### SHORT TASK
Copy every line of the entries that includes the word "transfer".

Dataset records
□ □ □

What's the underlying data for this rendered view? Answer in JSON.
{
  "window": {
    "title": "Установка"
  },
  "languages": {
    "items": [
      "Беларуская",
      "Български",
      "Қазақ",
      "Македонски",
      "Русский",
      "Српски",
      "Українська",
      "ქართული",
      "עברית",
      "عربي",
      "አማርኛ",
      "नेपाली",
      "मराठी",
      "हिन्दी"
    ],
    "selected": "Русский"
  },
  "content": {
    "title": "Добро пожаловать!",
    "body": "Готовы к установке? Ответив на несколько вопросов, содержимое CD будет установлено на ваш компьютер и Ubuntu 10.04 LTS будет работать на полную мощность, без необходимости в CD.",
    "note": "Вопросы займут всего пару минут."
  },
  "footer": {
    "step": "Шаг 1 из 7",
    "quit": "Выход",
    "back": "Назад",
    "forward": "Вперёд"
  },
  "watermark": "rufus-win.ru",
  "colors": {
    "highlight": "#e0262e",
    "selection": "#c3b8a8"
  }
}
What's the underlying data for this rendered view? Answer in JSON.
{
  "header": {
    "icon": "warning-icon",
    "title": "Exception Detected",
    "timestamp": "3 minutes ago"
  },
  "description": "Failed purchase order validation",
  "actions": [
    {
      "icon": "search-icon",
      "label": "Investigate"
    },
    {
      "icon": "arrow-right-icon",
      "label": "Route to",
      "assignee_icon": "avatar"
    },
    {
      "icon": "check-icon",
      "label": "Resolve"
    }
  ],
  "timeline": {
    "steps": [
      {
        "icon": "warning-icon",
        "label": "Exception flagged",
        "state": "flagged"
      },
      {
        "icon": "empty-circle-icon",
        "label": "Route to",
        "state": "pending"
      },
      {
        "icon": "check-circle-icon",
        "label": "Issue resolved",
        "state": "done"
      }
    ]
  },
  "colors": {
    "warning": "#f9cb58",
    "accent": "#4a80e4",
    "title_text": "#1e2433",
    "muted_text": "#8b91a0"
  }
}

□ □ □

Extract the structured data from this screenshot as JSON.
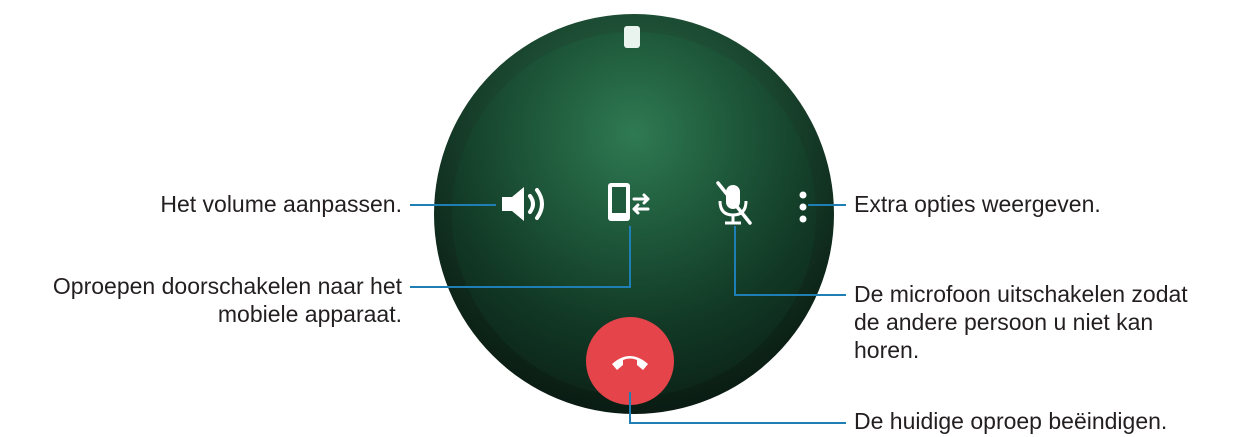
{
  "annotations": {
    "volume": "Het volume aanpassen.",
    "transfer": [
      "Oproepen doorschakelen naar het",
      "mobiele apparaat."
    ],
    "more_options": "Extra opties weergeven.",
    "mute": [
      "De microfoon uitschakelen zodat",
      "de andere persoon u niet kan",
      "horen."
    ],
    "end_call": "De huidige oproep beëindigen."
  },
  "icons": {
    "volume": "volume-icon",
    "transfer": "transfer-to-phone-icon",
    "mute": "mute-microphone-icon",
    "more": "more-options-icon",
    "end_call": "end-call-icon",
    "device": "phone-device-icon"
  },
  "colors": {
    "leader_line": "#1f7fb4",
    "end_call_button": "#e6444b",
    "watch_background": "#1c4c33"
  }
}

□ □ □

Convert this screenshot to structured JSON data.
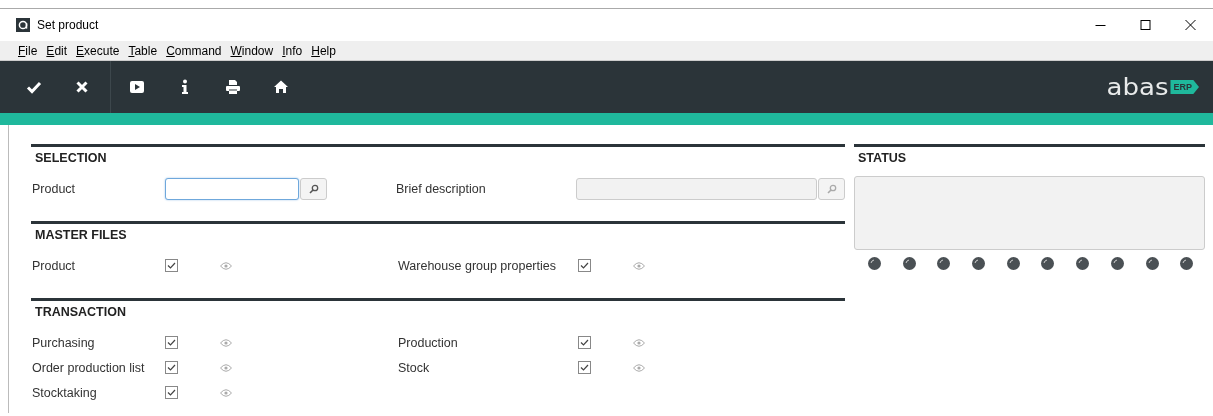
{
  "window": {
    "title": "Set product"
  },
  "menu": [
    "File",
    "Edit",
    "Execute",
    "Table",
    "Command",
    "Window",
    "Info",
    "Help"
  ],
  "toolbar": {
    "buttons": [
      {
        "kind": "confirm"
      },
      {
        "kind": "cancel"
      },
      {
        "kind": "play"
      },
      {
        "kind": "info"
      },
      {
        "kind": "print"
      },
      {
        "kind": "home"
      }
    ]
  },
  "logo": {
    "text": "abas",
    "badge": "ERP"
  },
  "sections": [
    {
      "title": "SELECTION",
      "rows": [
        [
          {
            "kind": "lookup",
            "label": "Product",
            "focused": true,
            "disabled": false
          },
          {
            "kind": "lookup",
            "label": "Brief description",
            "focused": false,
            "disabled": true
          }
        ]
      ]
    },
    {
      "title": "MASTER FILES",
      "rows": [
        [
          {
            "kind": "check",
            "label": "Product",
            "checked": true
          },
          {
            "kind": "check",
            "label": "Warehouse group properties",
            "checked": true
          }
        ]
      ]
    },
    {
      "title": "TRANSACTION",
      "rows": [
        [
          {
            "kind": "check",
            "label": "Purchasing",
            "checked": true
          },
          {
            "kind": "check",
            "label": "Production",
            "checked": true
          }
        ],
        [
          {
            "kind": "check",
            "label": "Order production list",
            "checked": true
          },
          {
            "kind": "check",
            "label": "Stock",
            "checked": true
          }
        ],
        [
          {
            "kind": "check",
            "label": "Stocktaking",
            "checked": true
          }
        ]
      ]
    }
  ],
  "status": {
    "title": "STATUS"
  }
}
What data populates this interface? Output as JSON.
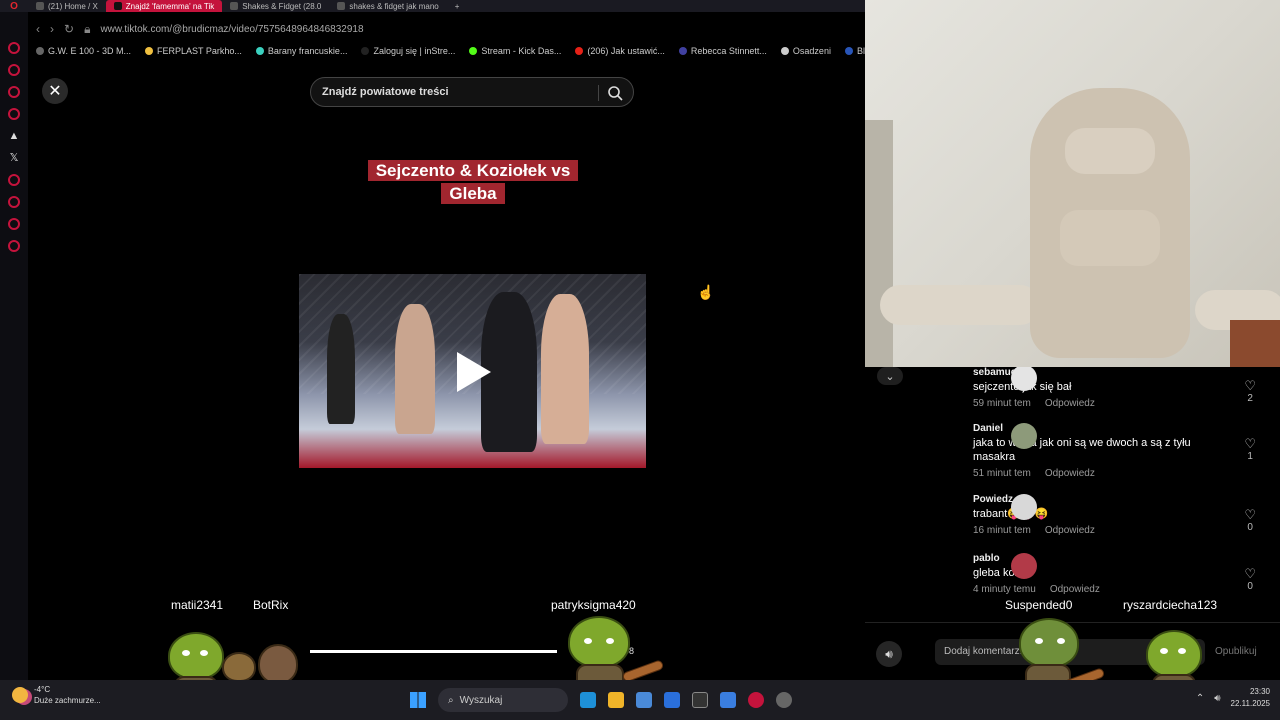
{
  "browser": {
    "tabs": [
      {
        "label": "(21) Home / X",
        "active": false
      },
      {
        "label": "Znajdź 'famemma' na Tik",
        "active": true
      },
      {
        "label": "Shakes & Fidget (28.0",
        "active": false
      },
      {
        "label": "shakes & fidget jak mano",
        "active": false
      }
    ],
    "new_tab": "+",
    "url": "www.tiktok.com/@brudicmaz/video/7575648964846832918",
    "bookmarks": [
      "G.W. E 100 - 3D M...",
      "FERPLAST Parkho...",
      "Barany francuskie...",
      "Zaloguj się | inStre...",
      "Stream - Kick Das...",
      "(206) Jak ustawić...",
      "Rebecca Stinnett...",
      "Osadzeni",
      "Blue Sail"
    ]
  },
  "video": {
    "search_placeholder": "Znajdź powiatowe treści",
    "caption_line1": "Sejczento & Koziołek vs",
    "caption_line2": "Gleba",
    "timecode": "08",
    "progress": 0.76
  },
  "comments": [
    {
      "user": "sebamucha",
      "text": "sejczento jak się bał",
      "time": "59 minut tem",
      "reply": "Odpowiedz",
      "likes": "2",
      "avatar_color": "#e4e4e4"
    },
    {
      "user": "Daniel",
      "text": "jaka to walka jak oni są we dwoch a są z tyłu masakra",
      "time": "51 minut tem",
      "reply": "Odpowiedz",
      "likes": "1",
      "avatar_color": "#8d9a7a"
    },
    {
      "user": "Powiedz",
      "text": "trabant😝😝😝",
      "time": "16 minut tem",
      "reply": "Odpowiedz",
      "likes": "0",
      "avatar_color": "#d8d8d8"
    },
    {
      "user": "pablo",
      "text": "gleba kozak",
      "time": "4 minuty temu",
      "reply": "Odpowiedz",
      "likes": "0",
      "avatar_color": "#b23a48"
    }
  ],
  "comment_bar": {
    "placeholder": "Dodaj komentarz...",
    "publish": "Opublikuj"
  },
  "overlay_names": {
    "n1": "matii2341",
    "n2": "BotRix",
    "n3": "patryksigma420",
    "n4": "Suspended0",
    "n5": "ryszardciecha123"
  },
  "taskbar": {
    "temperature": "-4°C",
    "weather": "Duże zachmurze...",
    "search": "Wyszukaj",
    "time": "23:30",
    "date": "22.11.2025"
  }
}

□ □ □

### REPLY
    "transfer": [
    "transfer": "transfer-to-phone-icon",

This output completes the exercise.